▸ SELECTED EXCERPT
[Start of section]

Fuel hike is an open scandal – Sata
By Patson Chilemba and Chiwoyu Sinyangwe
Thu 14 Jan. 2010, 04:01 CAT [7962 Reads, 7 Comment(s)] Text size Print
Patriotic Front (PF) president Michael Sata
PATRIOTIC Front (PF) president Michael Sata yesterday said he has been vindicated over his recent revelations that President Rupiah Banda would increase fuel prices, saying Zambians will now subsidise the President’s corruption.
And economic consultant Professor Oliver Saasa has said the 15 per cent hike in fuel prices is too sudden and a threat to recent economic gains such as reduced inflation.
Commenting on the Energy Regulations Board’s 15 per cent fuel increment, Sata said he had been vindicated over the revelation he made on November 26, 2009 that President Banda was about to hike fuel prices because he wanted Zambians to begin subsidising thieves that are involved in fuel procurement by increasing the pump price.

[End of section]

▸ RECORD EXTRACTS

[Start of section]

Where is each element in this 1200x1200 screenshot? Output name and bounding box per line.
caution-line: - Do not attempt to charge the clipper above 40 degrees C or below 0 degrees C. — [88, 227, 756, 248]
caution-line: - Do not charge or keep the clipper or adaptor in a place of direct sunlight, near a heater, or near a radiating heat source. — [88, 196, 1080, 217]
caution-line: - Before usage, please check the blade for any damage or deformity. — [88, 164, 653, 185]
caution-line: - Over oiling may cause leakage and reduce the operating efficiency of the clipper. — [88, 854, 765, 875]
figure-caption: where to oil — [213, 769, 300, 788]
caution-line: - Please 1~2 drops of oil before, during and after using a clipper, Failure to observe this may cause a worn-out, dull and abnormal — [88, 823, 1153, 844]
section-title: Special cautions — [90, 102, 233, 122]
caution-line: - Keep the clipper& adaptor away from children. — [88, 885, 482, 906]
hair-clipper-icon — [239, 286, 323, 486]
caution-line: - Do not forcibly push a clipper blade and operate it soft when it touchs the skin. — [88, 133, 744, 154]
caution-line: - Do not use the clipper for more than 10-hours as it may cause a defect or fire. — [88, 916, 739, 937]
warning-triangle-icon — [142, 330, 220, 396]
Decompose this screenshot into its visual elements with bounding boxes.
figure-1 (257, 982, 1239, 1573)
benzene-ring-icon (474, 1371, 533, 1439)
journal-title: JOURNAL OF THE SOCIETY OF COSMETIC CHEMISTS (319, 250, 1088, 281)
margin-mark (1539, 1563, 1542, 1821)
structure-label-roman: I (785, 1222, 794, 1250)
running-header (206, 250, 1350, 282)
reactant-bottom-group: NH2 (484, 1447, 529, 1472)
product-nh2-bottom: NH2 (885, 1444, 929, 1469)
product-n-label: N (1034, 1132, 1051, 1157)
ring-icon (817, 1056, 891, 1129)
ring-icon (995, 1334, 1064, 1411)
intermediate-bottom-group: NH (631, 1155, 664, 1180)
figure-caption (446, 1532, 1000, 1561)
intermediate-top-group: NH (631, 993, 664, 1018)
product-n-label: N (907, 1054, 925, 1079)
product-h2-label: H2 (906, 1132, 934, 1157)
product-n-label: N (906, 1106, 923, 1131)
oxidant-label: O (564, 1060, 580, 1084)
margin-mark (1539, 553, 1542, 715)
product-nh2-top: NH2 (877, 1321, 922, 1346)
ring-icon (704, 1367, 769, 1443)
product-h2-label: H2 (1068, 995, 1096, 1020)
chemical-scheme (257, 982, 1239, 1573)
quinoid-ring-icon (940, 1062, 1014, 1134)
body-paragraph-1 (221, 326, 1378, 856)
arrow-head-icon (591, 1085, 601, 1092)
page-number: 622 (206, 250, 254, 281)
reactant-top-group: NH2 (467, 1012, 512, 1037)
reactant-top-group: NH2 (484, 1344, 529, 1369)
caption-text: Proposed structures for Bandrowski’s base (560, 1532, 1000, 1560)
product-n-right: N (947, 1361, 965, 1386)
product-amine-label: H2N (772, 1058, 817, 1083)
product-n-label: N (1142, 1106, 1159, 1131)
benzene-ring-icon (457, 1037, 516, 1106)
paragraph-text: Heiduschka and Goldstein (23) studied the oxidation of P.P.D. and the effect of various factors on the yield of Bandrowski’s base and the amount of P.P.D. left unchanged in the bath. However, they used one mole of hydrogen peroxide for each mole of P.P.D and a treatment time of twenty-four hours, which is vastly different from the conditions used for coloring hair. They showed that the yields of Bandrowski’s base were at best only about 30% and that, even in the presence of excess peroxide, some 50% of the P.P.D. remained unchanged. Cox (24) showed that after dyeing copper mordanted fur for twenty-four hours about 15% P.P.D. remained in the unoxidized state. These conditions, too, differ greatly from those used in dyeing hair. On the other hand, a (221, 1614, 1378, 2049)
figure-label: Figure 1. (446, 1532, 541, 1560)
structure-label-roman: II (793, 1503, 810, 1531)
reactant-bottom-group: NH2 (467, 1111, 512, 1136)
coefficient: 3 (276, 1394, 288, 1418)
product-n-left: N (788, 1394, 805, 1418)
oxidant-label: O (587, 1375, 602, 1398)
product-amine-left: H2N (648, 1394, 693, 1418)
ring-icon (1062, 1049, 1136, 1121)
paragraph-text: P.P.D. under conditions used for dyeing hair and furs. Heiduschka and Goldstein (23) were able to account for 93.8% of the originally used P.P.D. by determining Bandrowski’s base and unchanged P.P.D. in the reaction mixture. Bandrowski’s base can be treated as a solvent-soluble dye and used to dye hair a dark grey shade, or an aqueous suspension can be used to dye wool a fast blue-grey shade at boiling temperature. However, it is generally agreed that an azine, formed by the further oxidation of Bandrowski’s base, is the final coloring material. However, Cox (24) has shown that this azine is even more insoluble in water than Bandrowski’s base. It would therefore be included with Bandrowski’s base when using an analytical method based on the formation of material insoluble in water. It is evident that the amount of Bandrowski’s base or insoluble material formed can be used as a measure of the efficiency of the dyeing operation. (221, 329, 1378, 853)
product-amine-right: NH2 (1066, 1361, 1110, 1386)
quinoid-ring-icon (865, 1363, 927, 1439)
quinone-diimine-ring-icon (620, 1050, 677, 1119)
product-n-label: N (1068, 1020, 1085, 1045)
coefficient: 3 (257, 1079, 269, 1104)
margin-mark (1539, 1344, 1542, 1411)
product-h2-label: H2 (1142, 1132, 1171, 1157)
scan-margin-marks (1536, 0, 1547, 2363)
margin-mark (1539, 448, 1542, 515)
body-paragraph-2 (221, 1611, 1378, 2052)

[End of section]

Copy out the news article about the fuel price hike above, word for word and in full.

Fuel hike is an open scandal – Sata
By Patson Chilemba and Chiwoyu Sinyangwe
Thu 14 Jan. 2010, 04:01 CAT [7962 Reads, 7 Comment(s)] Text size Print
Patriotic Front (PF) president Michael Sata
PATRIOTIC Front (PF) president Michael Sata yesterday said he has been vindicated over his recent revelations that President Rupiah Banda would increase fuel prices, saying Zambians will now subsidise the President’s corruption.
And economic consultant Professor Oliver Saasa has said the 15 per cent hike in fuel prices is too sudden and a threat to recent economic gains such as reduced inflation.
Commenting on the Energy Regulations Board’s 15 per cent fuel increment, Sata said he had been vindicated over the revelation he made on November 26, 2009 that President Banda was about to hike fuel prices because he wanted Zambians to begin subsidising thieves that are involved in fuel procurement by increasing the pump price.